[Recorded data]
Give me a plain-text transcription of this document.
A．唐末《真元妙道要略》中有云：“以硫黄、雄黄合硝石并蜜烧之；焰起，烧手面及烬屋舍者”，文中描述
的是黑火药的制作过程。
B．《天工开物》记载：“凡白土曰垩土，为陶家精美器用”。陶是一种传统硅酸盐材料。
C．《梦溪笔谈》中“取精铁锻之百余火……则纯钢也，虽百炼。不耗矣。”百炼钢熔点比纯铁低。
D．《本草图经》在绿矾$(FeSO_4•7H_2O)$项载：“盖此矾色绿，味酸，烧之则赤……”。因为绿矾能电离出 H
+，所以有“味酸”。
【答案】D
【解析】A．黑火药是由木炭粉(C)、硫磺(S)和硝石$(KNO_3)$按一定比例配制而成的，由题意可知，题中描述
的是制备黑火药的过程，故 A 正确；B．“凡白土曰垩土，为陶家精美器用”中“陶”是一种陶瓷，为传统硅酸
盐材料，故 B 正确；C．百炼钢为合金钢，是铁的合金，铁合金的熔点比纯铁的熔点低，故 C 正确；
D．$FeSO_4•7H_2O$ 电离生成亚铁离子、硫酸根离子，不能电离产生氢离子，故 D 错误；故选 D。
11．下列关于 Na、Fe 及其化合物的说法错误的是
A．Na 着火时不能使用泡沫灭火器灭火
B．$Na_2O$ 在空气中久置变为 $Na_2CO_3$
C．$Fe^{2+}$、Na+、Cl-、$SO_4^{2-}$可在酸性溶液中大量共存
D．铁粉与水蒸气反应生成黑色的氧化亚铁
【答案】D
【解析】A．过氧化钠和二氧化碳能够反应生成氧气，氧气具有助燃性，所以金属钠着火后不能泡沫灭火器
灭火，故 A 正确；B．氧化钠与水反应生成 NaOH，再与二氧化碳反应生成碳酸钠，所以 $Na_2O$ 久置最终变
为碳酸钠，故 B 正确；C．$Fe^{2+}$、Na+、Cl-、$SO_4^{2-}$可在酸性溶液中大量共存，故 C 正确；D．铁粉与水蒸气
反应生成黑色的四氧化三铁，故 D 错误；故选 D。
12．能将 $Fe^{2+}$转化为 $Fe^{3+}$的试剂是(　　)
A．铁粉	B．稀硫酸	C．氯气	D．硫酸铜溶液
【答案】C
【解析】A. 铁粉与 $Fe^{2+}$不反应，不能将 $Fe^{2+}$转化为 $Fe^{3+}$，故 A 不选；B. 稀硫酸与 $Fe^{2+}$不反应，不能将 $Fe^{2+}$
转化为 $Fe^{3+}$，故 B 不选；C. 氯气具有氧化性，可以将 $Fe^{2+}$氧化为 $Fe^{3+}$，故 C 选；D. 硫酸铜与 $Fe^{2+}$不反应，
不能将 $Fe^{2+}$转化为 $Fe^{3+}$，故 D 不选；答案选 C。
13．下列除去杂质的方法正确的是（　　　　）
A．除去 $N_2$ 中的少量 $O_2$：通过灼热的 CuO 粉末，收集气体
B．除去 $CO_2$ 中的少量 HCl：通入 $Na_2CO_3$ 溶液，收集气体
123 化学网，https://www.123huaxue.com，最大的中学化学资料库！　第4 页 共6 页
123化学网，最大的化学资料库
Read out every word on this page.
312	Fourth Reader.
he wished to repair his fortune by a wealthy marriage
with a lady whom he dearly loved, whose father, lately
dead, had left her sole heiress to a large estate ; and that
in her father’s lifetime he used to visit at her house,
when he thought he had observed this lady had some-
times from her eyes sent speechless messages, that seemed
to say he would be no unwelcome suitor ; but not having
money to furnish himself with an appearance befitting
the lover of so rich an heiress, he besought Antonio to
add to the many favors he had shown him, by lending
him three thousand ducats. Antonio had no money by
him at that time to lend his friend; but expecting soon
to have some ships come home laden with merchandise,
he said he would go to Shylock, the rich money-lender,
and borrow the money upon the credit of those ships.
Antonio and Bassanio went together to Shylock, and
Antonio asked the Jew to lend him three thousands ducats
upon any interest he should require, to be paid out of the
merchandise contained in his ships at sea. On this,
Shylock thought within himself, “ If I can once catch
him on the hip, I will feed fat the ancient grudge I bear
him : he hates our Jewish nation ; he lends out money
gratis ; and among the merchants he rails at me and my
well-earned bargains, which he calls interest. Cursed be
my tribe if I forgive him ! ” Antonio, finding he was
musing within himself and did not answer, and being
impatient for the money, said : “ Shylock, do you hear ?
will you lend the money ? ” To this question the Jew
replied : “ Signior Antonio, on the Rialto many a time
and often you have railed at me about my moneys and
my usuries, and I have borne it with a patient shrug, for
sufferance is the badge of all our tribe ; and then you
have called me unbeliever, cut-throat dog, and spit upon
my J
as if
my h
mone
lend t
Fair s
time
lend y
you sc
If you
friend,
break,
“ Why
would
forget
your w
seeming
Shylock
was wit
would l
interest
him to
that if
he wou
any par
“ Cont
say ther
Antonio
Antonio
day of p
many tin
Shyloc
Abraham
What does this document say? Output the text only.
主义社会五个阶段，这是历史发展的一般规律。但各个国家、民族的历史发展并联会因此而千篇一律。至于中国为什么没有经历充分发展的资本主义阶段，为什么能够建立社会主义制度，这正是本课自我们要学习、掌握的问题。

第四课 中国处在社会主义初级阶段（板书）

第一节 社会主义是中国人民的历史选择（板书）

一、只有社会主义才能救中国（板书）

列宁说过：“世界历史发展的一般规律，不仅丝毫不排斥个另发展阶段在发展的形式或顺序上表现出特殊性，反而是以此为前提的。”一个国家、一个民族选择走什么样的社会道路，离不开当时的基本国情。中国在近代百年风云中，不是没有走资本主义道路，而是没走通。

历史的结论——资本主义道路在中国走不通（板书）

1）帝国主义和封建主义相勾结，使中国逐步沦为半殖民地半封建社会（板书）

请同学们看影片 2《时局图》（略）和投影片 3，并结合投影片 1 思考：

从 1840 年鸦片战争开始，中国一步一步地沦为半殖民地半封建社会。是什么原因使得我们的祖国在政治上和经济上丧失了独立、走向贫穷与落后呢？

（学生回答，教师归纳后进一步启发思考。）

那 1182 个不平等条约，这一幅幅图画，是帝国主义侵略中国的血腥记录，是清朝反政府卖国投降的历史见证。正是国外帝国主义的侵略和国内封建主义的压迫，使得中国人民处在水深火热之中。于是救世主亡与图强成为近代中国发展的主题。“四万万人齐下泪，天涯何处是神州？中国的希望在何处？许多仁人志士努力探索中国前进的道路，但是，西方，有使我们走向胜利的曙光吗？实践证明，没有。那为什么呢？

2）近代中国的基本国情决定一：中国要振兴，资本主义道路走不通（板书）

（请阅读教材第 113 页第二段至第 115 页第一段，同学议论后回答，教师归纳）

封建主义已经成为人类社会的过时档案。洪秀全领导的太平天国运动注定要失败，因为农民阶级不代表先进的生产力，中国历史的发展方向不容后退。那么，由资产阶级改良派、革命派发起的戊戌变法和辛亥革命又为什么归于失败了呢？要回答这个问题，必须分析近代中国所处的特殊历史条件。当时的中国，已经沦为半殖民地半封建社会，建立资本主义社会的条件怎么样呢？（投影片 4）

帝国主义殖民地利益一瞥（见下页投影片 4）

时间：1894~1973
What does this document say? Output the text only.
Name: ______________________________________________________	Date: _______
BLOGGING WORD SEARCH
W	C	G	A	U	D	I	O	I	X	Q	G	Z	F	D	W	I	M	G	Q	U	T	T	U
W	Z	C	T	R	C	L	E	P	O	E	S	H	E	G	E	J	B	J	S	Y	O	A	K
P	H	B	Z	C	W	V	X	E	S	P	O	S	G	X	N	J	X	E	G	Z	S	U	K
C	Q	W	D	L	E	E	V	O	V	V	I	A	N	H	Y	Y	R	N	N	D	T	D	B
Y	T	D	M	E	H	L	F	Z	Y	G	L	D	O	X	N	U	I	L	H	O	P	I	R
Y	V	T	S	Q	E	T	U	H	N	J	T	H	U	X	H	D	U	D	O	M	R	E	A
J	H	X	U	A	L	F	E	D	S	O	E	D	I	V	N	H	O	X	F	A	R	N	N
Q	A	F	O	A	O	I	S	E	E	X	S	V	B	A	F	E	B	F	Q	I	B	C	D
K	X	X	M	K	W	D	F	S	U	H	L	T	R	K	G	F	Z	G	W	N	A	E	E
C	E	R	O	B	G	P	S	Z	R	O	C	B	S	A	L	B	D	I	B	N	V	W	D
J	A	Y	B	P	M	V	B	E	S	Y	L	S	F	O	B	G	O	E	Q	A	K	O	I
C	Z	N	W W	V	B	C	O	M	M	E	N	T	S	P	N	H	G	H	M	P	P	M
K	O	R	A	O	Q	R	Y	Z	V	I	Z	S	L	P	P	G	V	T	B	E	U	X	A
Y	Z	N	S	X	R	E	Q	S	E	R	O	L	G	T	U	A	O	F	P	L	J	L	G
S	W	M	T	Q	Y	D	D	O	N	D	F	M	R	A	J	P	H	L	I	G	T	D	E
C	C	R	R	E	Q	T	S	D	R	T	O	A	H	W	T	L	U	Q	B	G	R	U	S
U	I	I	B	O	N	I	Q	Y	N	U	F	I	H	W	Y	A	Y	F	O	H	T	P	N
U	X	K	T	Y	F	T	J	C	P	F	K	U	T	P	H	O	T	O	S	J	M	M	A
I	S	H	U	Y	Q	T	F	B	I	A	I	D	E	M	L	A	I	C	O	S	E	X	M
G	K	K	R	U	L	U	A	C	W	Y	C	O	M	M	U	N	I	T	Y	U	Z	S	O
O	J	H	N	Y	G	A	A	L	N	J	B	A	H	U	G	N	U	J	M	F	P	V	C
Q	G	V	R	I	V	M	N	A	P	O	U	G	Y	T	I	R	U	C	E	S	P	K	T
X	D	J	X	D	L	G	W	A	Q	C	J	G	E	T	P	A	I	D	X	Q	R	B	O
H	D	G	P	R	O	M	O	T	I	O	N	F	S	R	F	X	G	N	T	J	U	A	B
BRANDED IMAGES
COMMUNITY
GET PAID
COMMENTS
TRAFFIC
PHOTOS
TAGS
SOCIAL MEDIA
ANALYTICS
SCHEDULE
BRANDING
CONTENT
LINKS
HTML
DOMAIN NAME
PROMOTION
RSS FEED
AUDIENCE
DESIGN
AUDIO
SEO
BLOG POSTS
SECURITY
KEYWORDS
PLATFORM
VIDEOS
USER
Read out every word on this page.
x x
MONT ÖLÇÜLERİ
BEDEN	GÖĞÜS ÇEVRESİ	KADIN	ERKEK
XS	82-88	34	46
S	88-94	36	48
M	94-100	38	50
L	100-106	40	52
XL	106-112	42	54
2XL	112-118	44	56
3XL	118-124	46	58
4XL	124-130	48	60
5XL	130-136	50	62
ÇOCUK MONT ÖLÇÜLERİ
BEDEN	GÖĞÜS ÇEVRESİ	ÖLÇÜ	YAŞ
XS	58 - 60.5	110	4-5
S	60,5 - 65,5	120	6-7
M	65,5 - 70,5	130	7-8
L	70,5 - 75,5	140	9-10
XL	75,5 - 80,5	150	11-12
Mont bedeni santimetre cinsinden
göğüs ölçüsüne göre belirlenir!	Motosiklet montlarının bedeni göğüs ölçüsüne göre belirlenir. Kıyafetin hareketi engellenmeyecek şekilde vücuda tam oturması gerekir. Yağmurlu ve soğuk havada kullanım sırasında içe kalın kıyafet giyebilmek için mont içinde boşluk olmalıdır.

» **Given exercise**
Look over the material above and show each line where "收集气体" appears.

» **Result of the exercise**
A．除去 $N_2$ 中的少量 $O_2$：通过灼热的 CuO 粉末，收集气体
B．除去 $CO_2$ 中的少量 HCl：通入 $Na_2CO_3$ 溶液，收集气体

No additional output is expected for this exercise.